Using the records that follow, copy every line containing the word "coordinate".

————————

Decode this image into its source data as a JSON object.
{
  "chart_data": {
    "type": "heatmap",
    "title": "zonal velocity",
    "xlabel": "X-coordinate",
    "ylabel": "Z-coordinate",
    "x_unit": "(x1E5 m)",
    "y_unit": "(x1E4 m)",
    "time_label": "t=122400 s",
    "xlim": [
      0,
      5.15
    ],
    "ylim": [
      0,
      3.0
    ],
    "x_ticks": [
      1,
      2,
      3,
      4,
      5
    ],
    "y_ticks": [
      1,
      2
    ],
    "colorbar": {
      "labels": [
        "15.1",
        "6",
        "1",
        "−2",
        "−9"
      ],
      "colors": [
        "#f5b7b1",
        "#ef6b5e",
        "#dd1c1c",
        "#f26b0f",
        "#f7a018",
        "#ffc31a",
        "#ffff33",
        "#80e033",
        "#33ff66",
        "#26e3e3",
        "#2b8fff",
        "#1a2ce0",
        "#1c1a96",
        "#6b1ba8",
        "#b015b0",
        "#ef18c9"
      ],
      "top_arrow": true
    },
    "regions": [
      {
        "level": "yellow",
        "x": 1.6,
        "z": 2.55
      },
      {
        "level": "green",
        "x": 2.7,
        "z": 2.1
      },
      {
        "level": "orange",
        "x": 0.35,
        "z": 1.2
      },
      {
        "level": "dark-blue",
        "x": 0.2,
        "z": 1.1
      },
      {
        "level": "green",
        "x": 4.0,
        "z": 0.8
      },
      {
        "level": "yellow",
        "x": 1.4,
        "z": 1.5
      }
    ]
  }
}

————————

Task result:
    "xlabel": "X-coordinate",
    "ylabel": "Z-coordinate",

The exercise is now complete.